» **EXERCISE**
For each line of the data below that holds "RYOU", copy the line.
* Start STORED DATA *
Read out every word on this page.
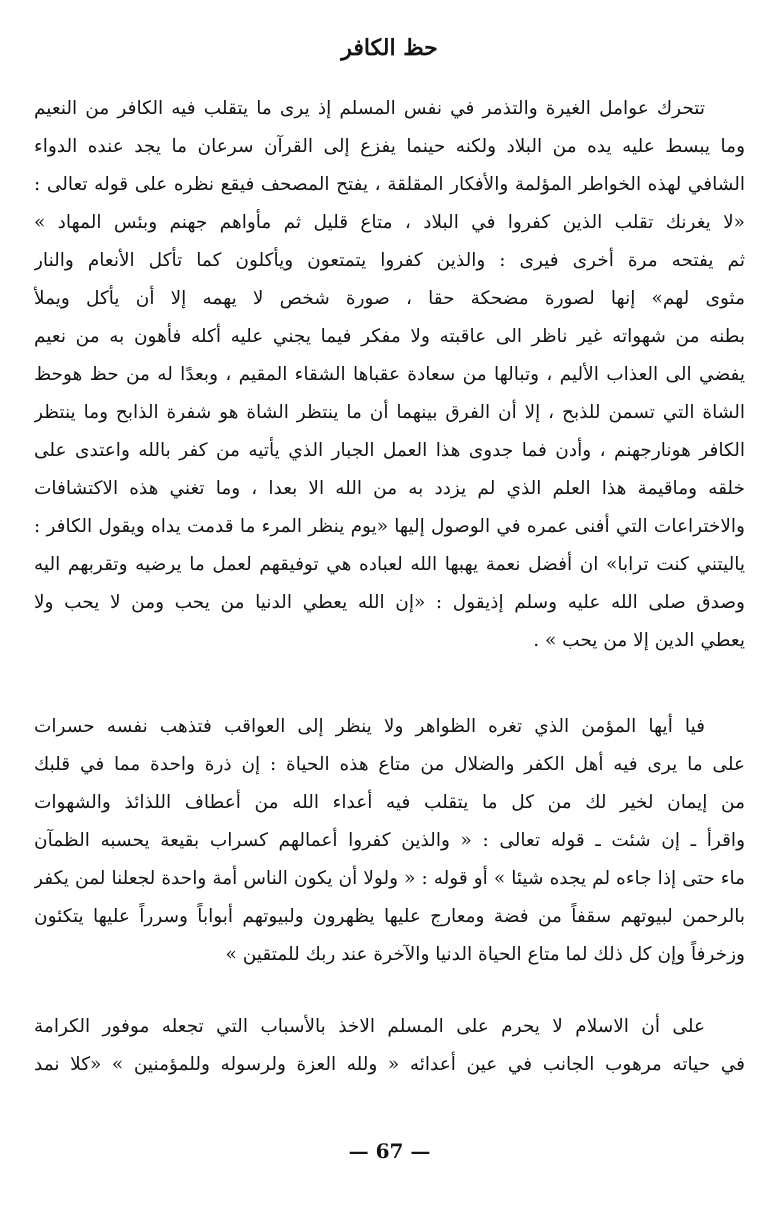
حظ الكافر
تتحرك عوامل الغيرة والتذمر في نفس المسلم إذ يرى ما يتقلب فيه الكافر من النعيم
وما يبسط عليه يده من البلاد ولكنه حينما يفزع إلى القرآن سرعان ما يجد عنده الدواء
الشافي لهذه الخواطر المؤلمة والأفكار المقلقة ، يفتح المصحف فيقع نظره على قوله تعالى :
«لا يغرنك تقلب الذين كفروا في البلاد ، متاع قليل ثم مأواهم جهنم وبئس المهاد »
ثم يفتحه مرة أخرى فيرى : والذين كفروا يتمتعون ويأكلون كما تأكل الأنعام والنار
مثوى لهم» إنها لصورة مضحكة حقا ، صورة شخص لا يهمه إلا أن يأكل ويملأ
بطنه من شهواته غير ناظر الى عاقبته ولا مفكر فيما يجني عليه أكله فأهون به من نعيم
يفضي الى العذاب الأليم ، وتبالها من سعادة عقباها الشقاء المقيم ، وبعدًا له من حظ هوحظ
الشاة التي تسمن للذبح ، إلا أن الفرق بينهما أن ما ينتظر الشاة هو شفرة الذابح وما ينتظر
الكافر هونارجهنم ، وأدن فما جدوى هذا العمل الجبار الذي يأتيه من كفر بالله واعتدى على
خلقه وماقيمة هذا العلم الذي لم يزدد به من الله الا بعدا ، وما تغني هذه الاكتشافات
والاختراعات التي أفنى عمره في الوصول إليها «يوم ينظر المرء ما قدمت يداه ويقول الكافر :
ياليتني كنت ترابا» ان أفضل نعمة يهبها الله لعباده هي توفيقهم لعمل ما يرضيه وتقربهم اليه
وصدق صلى الله عليه وسلم إذيقول : «إن الله يعطي الدنيا من يحب ومن لا يحب ولا
يعطي الدين إلا من يحب » .
فيا أيها المؤمن الذي تغره الظواهر ولا ينظر إلى العواقب فتذهب نفسه حسرات
على ما يرى فيه أهل الكفر والضلال من متاع هذه الحياة : إن ذرة واحدة مما في قلبك
من إيمان لخير لك من كل ما يتقلب فيه أعداء الله من أعطاف اللذائذ والشهوات
واقرأ ـ إن شئت ـ قوله تعالى : « والذين كفروا أعمالهم كسراب بقيعة يحسبه الظمآن
ماء حتى إذا جاءه لم يجده شيئا » أو قوله : « ولولا أن يكون الناس أمة واحدة لجعلنا لمن يكفر
بالرحمن لبيوتهم سقفاً من فضة ومعارج عليها يظهرون ولبيوتهم أبواباً وسرراً عليها يتكئون
وزخرفاً وإن كل ذلك لما متاع الحياة الدنيا والآخرة عند ربك للمتقين »
على أن الاسلام لا يحرم على المسلم الاخذ بالأسباب التي تجعله موفور الكرامة
في حياته مرهوب الجانب في عين أعدائه « ولله العزة ولرسوله وللمؤمنين » «كلا نمد
— 67 —
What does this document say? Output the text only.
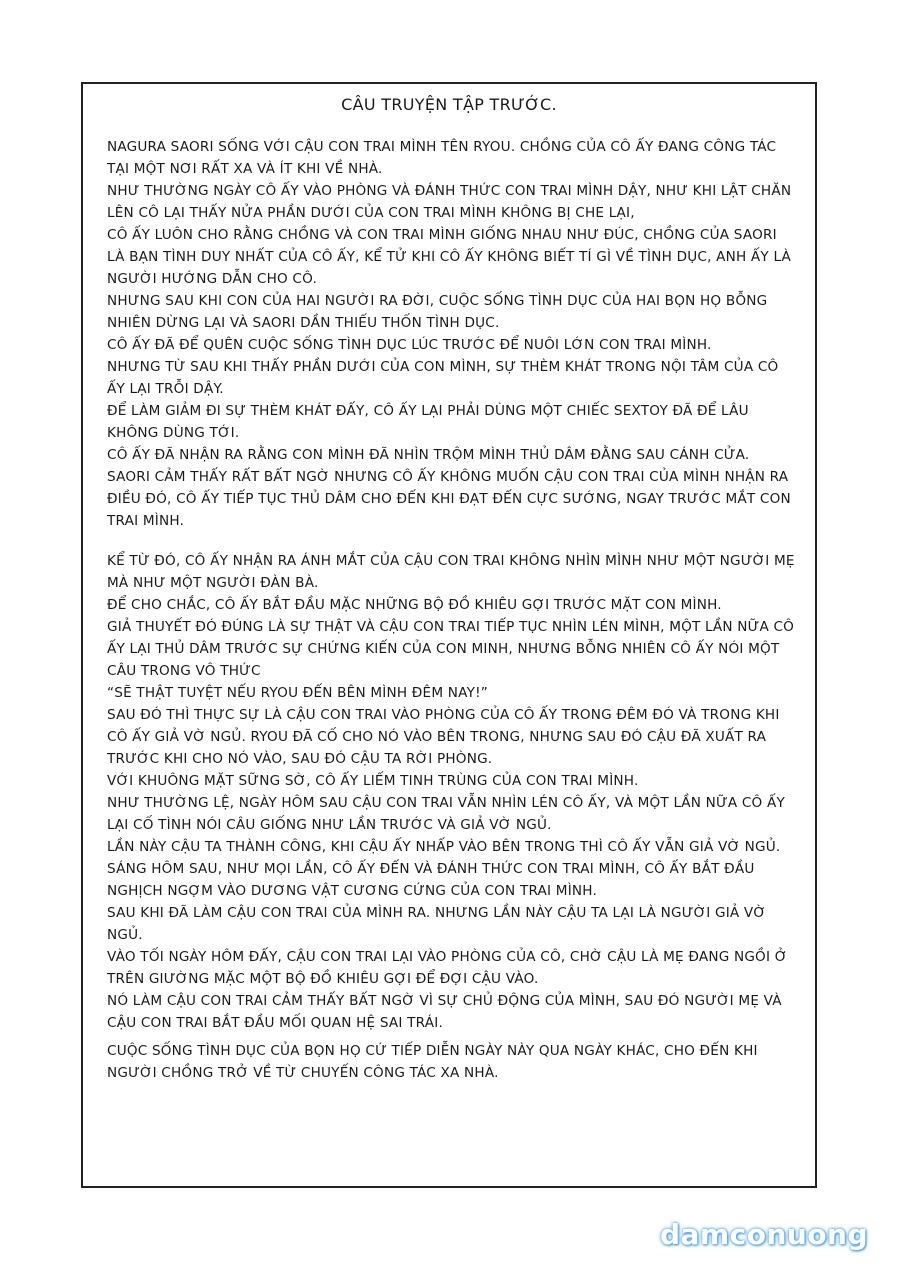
CÂU TRUYỆN TẬP TRƯỚC.

NAGURA SAORI SỐNG VỚI CẬU CON TRAI MÌNH TÊN RYOU. CHỒNG CỦA CÔ ẤY ĐANG CÔNG TÁC TẠI MỘT NƠI RẤT XA VÀ ÍT KHI VỀ NHÀ.

NHƯ THƯỜNG NGÀY CÔ ẤY VÀO PHÒNG VÀ ĐÁNH THỨC CON TRAI MÌNH DẬY, NHƯ KHI LẬT CHĂN LÊN CÔ LẠI THẤY NỬA PHẦN DƯỚI CỦA CON TRAI MÌNH KHÔNG BỊ CHE LẠI,

CÔ ẤY LUÔN CHO RẰNG CHỒNG VÀ CON TRAI MÌNH GIỐNG NHAU NHƯ ĐÚC, CHỒNG CỦA SAORI LÀ BẠN TÌNH DUY NHẤT CỦA CÔ ẤY, KỂ TỬ KHI CÔ ẤY KHÔNG BIẾT TÍ GÌ VỀ TÌNH DỤC, ANH ẤY LÀ NGƯỜI HƯỚNG DẪN CHO CÔ.

NHƯNG SAU KHI CON CỦA HAI NGƯỜI RA ĐỜI, CUỘC SỐNG TÌNH DỤC CỦA HAI BỌN HỌ BỖNG NHIÊN DỪNG LẠI VÀ SAORI DẦN THIẾU THỐN TÌNH DỤC.

CÔ ẤY ĐÃ ĐỂ QUÊN CUỘC SỐNG TÌNH DỤC LÚC TRƯỚC ĐỂ NUÔI LỚN CON TRAI MÌNH.

NHƯNG TỪ SAU KHI THẤY PHẦN DƯỚI CỦA CON MÌNH, SỰ THÈM KHÁT TRONG NỘI TÂM CỦA CÔ ẤY LẠI TRỖI DẬY.

ĐỂ LÀM GIẢM ĐI SỰ THÈM KHÁT ĐẤY, CÔ ẤY LẠI PHẢI DÙNG MỘT CHIẾC SEXTOY ĐÃ ĐỂ LÂU KHÔNG DÙNG TỚI.

CÔ ẤY ĐÃ NHẬN RA RẰNG CON MÌNH ĐÃ NHÌN TRỘM MÌNH THỦ DÂM ĐẰNG SAU CÁNH CỬA.

SAORI CẢM THẤY RẤT BẤT NGỜ NHƯNG CÔ ẤY KHÔNG MUỐN CẬU CON TRAI CỦA MÌNH NHẬN RA ĐIỀU ĐÓ, CÔ ẤY TIẾP TỤC THỦ DÂM CHO ĐẾN KHI ĐẠT ĐẾN CỰC SƯỚNG, NGAY TRƯỚC MẮT CON TRAI MÌNH.

KỂ TỪ ĐÓ, CÔ ẤY NHẬN RA ÁNH MẮT CỦA CẬU CON TRAI KHÔNG NHÌN MÌNH NHƯ MỘT NGƯỜI MẸ MÀ NHƯ MỘT NGƯỜI ĐÀN BÀ.

ĐỂ CHO CHẮC, CÔ ẤY BẮT ĐẦU MẶC NHỮNG BỘ ĐỒ KHIÊU GỢI TRƯỚC MẶT CON MÌNH.

GIẢ THUYẾT ĐÓ ĐÚNG LÀ SỰ THẬT VÀ CẬU CON TRAI TIẾP TỤC NHÌN LÉN MÌNH, MỘT LẦN NỮA CÔ ẤY LẠI THỦ DÂM TRƯỚC SỰ CHỨNG KIẾN CỦA CON MINH, NHƯNG BỖNG NHIÊN CÔ ẤY NÓI MỘT CÂU TRONG VÔ THỨC

“SẼ THẬT TUYỆT NẾU RYOU ĐẾN BÊN MÌNH ĐÊM NAY!”

SAU ĐÓ THÌ THỰC SỰ LÀ CẬU CON TRAI VÀO PHÒNG CỦA CÔ ẤY TRONG ĐÊM ĐÓ VÀ TRONG KHI CÔ ẤY GIẢ VỜ NGỦ. RYOU ĐÃ CỐ CHO NÓ VÀO BÊN TRONG, NHƯNG SAU ĐÓ CẬU ĐÃ XUẤT RA TRƯỚC KHI CHO NÓ VÀO, SAU ĐÓ CẬU TA RỜI PHÒNG.

VỚI KHUÔNG MẶT SỮNG SỜ, CÔ ẤY LIẾM TINH TRÙNG CỦA CON TRAI MÌNH.

NHƯ THƯỜNG LỆ, NGÀY HÔM SAU CẬU CON TRAI VẪN NHÌN LÉN CÔ ẤY, VÀ MỘT LẦN NỮA CÔ ẤY LẠI CỐ TÌNH NÓI CÂU GIỐNG NHƯ LẦN TRƯỚC VÀ GIẢ VỜ NGỦ.

LẦN NÀY CẬU TA THÀNH CÔNG, KHI CẬU ẤY NHẤP VÀO BÊN TRONG THÌ CÔ ẤY VẪN GIẢ VỜ NGỦ.

SÁNG HÔM SAU, NHƯ MỌI LẦN, CÔ ẤY ĐẾN VÀ ĐÁNH THỨC CON TRAI MÌNH, CÔ ẤY BẮT ĐẦU NGHỊCH NGỢM VÀO DƯƠNG VẬT CƯƠNG CỨNG CỦA CON TRAI MÌNH.

SAU KHI ĐÃ LÀM CẬU CON TRAI CỦA MÌNH RA. NHƯNG LẦN NÀY CẬU TA LẠI LÀ NGƯỜI GIẢ VỜ NGỦ.

VÀO TỐI NGÀY HÔM ĐẤY, CẬU CON TRAI LẠI VÀO PHÒNG CỦA CÔ, CHỜ CẬU LÀ MẸ ĐANG NGỒI Ở TRÊN GIƯỜNG MẶC MỘT BỘ ĐỒ KHIÊU GỢI ĐỂ ĐỢI CẬU VÀO.

NÓ LÀM CẬU CON TRAI CẢM THẤY BẤT NGỜ VÌ SỰ CHỦ ĐỘNG CỦA MÌNH, SAU ĐÓ NGƯỜI MẸ VÀ CẬU CON TRAI BẮT ĐẦU MỐI QUAN HỆ SAI TRÁI.

CUỘC SỐNG TÌNH DỤC CỦA BỌN HỌ CỨ TIẾP DIỄN NGÀY NÀY QUA NGÀY KHÁC, CHO ĐẾN KHI NGƯỜI CHỒNG TRỞ VỀ TỪ CHUYẾN CÔNG TÁC XA NHÀ.

damconuong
* End STORED DATA *
» **OUTPUT OF THE EXERCISE**
NAGURA SAORI SỐNG VỚI CẬU CON TRAI MÌNH TÊN RYOU. CHỒNG CỦA CÔ ẤY ĐANG CÔNG TÁC TẠI MỘT NƠI RẤT XA VÀ ÍT KHI VỀ NHÀ.
“SẼ THẬT TUYỆT NẾU RYOU ĐẾN BÊN MÌNH ĐÊM NAY!”
SAU ĐÓ THÌ THỰC SỰ LÀ CẬU CON TRAI VÀO PHÒNG CỦA CÔ ẤY TRONG ĐÊM ĐÓ VÀ TRONG KHI CÔ ẤY GIẢ VỜ NGỦ. RYOU ĐÃ CỐ CHO NÓ VÀO BÊN TRONG, NHƯNG SAU ĐÓ CẬU ĐÃ XUẤT RA TRƯỚC KHI CHO NÓ VÀO, SAU ĐÓ CẬU TA RỜI PHÒNG.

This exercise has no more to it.